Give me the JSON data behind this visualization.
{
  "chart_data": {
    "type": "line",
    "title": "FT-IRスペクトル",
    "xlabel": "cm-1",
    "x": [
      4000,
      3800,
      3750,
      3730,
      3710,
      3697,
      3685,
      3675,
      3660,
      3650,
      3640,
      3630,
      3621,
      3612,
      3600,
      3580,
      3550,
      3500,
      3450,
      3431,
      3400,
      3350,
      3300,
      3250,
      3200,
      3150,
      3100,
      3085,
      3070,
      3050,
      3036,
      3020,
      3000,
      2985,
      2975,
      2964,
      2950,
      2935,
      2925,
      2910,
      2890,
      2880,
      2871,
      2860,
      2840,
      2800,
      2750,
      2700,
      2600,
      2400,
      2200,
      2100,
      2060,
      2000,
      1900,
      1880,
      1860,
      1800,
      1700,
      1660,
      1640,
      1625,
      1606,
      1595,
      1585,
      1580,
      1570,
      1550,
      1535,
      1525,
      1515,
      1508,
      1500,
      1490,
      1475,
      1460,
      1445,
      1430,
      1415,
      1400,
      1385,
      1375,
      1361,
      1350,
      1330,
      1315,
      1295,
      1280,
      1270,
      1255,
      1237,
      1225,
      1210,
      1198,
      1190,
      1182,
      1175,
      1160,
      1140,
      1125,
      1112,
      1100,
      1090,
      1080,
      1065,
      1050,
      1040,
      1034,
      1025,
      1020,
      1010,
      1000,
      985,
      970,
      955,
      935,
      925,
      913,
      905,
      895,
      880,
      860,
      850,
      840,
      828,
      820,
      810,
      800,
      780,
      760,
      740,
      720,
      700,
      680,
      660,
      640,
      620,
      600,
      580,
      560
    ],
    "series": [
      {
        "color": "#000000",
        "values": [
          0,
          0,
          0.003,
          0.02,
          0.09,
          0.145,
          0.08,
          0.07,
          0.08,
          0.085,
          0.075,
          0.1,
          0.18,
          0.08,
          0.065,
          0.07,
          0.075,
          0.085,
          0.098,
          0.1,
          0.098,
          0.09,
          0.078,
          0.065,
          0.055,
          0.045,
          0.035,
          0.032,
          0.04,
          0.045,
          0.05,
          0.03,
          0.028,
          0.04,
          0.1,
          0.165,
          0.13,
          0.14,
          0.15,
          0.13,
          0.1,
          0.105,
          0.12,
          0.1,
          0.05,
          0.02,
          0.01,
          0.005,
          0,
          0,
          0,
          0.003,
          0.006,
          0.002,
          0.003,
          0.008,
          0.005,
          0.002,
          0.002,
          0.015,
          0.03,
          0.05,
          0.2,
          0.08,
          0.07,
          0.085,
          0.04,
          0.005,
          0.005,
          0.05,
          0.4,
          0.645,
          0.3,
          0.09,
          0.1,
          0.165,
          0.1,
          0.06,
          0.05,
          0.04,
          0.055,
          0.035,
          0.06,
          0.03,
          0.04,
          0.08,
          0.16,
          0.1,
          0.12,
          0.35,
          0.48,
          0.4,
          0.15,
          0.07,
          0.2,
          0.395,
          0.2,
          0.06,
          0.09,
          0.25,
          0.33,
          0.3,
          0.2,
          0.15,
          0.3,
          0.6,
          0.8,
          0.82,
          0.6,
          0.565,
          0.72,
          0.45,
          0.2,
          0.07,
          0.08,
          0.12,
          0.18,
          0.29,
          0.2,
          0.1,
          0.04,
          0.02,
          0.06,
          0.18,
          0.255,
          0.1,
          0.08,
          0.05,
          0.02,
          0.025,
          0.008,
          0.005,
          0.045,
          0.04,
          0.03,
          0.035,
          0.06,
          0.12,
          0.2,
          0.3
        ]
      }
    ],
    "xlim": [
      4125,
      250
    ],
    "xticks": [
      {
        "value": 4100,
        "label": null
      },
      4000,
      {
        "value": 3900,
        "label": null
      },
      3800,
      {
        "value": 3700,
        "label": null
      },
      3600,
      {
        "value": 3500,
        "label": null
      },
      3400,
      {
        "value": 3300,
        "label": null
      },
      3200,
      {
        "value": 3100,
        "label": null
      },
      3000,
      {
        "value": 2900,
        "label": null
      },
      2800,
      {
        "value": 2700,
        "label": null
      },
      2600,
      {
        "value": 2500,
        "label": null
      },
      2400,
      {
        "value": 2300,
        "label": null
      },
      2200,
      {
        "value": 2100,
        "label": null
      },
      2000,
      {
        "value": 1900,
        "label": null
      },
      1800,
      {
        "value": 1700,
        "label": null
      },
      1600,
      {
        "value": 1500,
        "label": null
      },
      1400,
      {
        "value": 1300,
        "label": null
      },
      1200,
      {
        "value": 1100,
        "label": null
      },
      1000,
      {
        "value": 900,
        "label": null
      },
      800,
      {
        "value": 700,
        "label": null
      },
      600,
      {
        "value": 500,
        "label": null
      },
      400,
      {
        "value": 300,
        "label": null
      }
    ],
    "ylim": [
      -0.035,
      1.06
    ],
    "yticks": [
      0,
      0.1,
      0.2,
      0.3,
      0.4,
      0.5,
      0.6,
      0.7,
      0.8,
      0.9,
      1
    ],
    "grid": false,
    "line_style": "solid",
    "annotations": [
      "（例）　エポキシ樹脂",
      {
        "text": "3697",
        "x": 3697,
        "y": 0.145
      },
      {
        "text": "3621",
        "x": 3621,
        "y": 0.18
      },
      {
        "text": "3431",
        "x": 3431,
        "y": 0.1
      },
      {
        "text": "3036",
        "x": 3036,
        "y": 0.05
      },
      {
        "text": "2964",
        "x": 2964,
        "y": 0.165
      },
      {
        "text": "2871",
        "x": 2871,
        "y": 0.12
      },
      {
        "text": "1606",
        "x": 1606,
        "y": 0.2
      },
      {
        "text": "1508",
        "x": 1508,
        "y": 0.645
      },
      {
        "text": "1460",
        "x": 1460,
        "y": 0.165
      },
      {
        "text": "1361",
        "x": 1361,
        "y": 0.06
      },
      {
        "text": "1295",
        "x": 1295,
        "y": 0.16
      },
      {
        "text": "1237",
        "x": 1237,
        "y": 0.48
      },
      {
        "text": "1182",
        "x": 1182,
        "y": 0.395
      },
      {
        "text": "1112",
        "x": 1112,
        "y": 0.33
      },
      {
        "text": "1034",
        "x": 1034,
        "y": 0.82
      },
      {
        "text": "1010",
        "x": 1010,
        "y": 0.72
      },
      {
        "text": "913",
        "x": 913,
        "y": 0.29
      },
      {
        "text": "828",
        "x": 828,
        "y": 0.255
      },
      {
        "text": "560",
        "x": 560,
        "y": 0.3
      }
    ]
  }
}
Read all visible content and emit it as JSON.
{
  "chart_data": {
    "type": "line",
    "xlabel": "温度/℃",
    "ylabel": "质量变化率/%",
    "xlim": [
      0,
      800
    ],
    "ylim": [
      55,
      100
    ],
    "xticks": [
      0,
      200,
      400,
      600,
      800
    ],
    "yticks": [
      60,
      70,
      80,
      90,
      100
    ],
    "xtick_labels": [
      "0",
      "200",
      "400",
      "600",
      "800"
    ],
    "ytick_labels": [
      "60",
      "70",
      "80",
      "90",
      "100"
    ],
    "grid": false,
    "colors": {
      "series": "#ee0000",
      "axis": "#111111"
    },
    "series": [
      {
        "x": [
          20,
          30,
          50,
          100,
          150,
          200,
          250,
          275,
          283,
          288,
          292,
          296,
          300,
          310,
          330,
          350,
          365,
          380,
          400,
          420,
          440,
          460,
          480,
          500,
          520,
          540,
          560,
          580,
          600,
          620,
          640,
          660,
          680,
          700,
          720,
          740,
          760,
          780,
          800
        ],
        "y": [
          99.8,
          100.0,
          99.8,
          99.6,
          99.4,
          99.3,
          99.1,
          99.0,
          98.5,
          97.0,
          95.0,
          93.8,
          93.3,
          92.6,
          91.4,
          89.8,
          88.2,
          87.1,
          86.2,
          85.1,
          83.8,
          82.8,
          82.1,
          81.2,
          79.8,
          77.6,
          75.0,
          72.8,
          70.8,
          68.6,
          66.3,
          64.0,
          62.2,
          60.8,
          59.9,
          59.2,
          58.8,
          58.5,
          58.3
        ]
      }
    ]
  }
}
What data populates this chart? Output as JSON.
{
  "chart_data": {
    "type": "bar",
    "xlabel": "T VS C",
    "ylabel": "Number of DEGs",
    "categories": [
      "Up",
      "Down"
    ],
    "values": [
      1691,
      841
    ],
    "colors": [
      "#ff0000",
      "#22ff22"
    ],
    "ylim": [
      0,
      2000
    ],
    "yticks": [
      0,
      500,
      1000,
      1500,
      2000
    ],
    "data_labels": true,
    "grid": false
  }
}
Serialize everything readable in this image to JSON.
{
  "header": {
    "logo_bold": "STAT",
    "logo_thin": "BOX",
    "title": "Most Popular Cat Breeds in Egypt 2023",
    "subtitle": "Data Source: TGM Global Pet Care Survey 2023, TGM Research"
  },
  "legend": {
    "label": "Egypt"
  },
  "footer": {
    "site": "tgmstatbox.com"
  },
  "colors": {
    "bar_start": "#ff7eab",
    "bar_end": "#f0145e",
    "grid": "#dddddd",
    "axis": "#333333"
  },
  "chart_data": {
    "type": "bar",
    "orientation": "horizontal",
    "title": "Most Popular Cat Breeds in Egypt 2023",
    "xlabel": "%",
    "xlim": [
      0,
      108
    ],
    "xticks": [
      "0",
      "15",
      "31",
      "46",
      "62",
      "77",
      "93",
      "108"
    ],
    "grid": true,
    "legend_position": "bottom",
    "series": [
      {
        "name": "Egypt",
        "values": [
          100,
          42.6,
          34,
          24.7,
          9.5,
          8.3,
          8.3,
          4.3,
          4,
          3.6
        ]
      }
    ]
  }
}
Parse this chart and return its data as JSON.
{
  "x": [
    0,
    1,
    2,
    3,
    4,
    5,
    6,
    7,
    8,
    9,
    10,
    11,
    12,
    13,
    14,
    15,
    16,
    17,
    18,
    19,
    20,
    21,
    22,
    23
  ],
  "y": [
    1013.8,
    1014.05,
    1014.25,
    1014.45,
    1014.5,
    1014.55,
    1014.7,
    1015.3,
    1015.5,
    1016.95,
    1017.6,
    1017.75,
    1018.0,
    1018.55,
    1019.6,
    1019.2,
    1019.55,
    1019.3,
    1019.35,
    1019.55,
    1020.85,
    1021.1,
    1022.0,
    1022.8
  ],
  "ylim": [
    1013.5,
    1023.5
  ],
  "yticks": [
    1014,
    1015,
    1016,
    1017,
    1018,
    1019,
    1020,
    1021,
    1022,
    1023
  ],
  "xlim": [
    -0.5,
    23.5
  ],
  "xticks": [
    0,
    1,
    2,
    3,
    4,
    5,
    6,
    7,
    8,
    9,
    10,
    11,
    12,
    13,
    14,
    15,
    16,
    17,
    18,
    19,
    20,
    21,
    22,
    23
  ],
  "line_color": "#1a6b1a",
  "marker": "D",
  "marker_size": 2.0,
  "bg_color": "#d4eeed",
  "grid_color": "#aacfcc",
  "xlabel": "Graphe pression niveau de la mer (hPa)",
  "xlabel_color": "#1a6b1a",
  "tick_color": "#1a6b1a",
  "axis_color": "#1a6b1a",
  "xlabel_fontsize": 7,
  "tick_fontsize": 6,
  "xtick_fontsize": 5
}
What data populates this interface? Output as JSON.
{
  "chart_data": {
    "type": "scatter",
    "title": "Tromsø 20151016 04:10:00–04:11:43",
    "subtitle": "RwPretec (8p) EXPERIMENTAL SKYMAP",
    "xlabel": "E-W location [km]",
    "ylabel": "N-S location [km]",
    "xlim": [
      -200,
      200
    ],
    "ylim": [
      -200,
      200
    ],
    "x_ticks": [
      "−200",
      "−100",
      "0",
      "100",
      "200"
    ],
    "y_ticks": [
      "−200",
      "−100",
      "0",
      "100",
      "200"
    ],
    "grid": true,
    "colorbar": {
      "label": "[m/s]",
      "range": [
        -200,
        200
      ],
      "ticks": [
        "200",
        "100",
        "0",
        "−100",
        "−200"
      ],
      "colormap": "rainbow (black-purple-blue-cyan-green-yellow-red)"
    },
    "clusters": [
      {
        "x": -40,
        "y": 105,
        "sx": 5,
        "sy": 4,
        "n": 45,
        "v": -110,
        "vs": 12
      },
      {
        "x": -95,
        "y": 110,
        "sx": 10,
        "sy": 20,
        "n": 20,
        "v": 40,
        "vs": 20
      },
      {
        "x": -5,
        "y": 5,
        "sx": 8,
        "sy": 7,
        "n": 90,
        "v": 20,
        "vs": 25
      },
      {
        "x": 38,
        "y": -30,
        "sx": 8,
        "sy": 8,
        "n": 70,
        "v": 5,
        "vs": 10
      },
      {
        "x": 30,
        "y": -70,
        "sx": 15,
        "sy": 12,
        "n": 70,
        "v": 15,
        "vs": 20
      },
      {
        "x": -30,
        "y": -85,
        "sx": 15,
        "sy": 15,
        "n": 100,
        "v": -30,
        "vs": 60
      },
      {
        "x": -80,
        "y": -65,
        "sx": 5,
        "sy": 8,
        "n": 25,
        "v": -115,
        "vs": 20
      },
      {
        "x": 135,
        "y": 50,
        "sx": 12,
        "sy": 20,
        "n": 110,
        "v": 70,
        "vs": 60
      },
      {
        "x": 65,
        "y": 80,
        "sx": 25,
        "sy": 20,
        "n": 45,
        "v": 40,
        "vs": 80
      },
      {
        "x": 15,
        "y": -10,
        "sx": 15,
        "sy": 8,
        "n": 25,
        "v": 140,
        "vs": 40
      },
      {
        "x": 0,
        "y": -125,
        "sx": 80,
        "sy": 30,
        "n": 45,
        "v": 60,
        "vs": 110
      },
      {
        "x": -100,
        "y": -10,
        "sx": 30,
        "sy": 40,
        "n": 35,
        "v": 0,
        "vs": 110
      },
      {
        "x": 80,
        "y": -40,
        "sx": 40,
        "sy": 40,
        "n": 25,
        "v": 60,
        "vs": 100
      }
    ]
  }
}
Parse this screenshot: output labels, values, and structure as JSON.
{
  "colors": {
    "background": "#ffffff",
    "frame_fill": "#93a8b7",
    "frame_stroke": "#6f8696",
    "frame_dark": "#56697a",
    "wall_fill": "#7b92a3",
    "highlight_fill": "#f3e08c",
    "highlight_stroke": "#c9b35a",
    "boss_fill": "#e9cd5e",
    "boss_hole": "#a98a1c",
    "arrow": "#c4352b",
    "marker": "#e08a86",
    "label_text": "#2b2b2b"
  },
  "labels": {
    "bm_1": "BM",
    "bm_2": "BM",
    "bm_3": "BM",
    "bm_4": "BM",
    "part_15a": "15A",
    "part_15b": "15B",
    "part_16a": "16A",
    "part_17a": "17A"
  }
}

§ Task description
Pull out all lines from the entries above in which the word "ylabel" appears.

§ Finished answer
    "ylabel": "质量变化率/%",
    "ylabel": "Number of DEGs",
    "ylabel": "N-S location [km]",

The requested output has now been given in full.